## CONSEGNA SCRITTA 1
Nel testo sull'economia sociale, quale unità è stata sciolta all'interno della Dg Grow il 1° maggio?
## CONSEGNA SCRITTA 2
Riporta tutto il brano sull'economia sociale da "di Redazione" giù fino a "aderire firmare qui.", cambiando "sostenibilità" con "resilienza".
## CONSEGNA SCRITTA 3
Riprendi il testo sull'economia sociale e prosegui dopo la sua ultima frase.

Modelli di sviluppo

Economia sociale, l’Europa non faccia marcia indietro: l’appello della società civile

A partire dal 1° maggio la Direzione Generale Grow ha rinunciato al suo chiaro e diretto impegno a favore dell’economia sociale. Centinaia di organizzazioni della società civile europea fra cui VITA chiedono che il commissario Séjourné modifichi la sua decisione per non annichilire il Piano d'azione europeo del 2021

di Redazione

La Direzione Generale per il Mercato Interno, l’Industria, l’Imprenditoria e le Pmi (Dg Grow) è stata a lungo un pilastro del sostegno all’economia sociale, promuovendo l’innovazione, la sostenibilità e la crescita inclusiva. Tuttavia, il recente annuncio che a partire dal 1° maggio la Dg Grow ha rinunciato al suo chiaro e diretto impegno a favore dell’economia sociale giunge in un momento critico, come ha spiegato in questo articolo il segretario generale di Euricse Gianluca Salvatori. Centinaia di organizzazioni europee esprimono forti preoccupazioni rispetto alle decisioni repentine e non motivate della Commissione europea, in materia di economia sociale, attraverso l’appello che potete leggere in questa news. Fra le organizzazioni firmatarie dell’appello anche VITA. Per aderire firmare qui.

Il panorama geopolitico è in subbuglio, l’economia e lo stile di vita dell’Ue sono minacciati dallo stravolgimento delle norme commerciali internazionali, dalle pressioni inflazionistiche, dalla guerra ai nostri confini e dalle minacce alla nostra democrazia. La risposta della nuova Commissione è quella di concentrarsi sulla competitività e sulla difesa, che ovviamente è necessaria, ma trascura il contributo dell’unico modello collaudato per sostenere l’economia in tempi di crisi: l’economia sociale. La strategia del commissario Stéphane Séjourné è quella di concentrarsi sulla nostra economia di esportazione, mentre dovrebbe basarsi su una solida economia sociale che sostiene sia l’attività economica che il benessere dei cittadini, delle comunità e del pianeta. È un momento per rafforzare la SE e le politiche economiche che lavorano per un’Europa prospera. Il 1° maggio, l’unità responsabile dell’economia sociale e dell’imprenditoria sociale è stata sciolta all’interno della Dg Grow. Lo smantellamento di questa unità comporta la perdita delle conoscenze istituzionali costruite nell’ultimo decennio. In questi giorni sono stati improvvisamente cancellati alcuni fondi a sostegno degli attori dell’economia sociale, sollevando notevoli preoccupazioni per l’ecosistema.

## DATI DI PARTENZA
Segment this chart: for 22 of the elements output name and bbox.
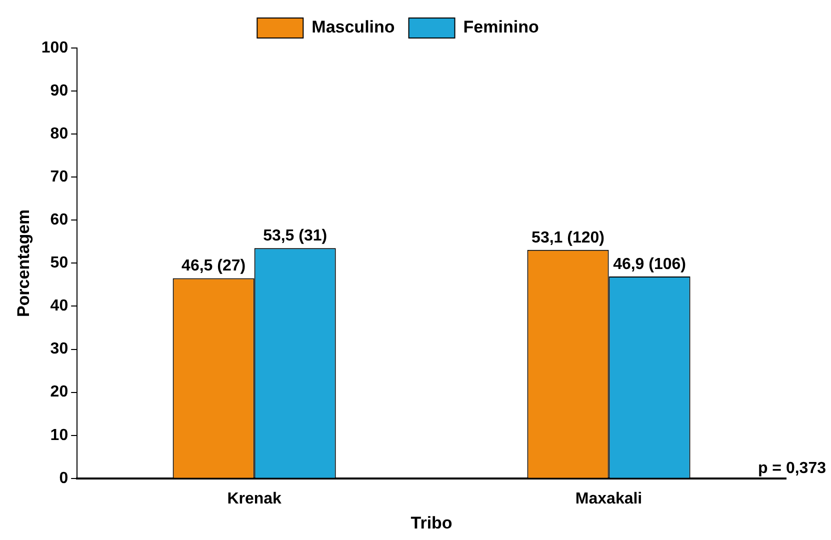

## RISULTATO DELL'ESERCIZIO 1
L'unità responsabile dell'economia sociale e dell'imprenditoria sociale.

## RISULTATO DELL'ESERCIZIO 2
di Redazione

La Direzione Generale per il Mercato Interno, l’Industria, l’Imprenditoria e le Pmi (Dg Grow) è stata a lungo un pilastro del sostegno all’economia sociale, promuovendo l’innovazione, la resilienza e la crescita inclusiva. Tuttavia, il recente annuncio che a partire dal 1° maggio la Dg Grow ha rinunciato al suo chiaro e diretto impegno a favore dell’economia sociale giunge in un momento critico, come ha spiegato in questo articolo il segretario generale di Euricse Gianluca Salvatori. Centinaia di organizzazioni europee esprimono forti preoccupazioni rispetto alle decisioni repentine e non motivate della Commissione europea, in materia di economia sociale, attraverso l’appello che potete leggere in questa news. Fra le organizzazioni firmatarie dell’appello anche VITA. Per aderire firmare qui.

## RISULTATO DELL'ESERCIZIO 3
Questa decisione non ha senso né dal punto di vista economico né da quello amministrativo. L’ecosistema dell’economia sociale è importante dal punto di vista economico, al pari del settore automobilistico: l’economia sociale conta oltre 4 milioni di imprese e organizzazioni che impiegano direttamente più di 11 milioni di persone e nel 2021 ha registrato un fatturato di quasi mille miliardi di euro (più del Pil svizzero dello scorso anno).

L’economia sociale non è solo questo: essa integra in modo unico obiettivi economici, sociali e ambientali. Dà priorità agli obiettivi sociali rispetto al profitto, reinveste i guadagni negli obiettivi sociali e opera con una governance democratica. È un’economia che lavora per le persone e per il pianeta.

L’Ocse, le Nazioni Unite, l’Oil e la Commissione europea hanno riconosciuto il contributo dell’economia sociale alla crescita inclusiva, alla coesione, alla sostenibilità, all’innovazione e alla democrazia. Alla fine del 2023, tutti i 27 Stati membri hanno deciso di “adottare misure per riconoscere e sostenere il ruolo dell’economia sociale”, compresa l’integrazione dell’economia sociale nella politica industriale nazionale. La social economy sostiene obiettivi dell’Ue come le catene del valore locali, i posti di lavoro di qualità e la clean transition industriale. Guidata da imprese radicate a livello locale, risponde alle esigenze della comunità e allo stesso tempo è in grado esportare a livello globale. La sua governance democratica include i lavoratori, i consumatori e i cittadini, riducendo i rischi di delocalizzazione, esternalizzazione e acquisizioni predatorie”. Queste caratteristiche rendono la social economy è fondamentale per una strategia “Made in EU”.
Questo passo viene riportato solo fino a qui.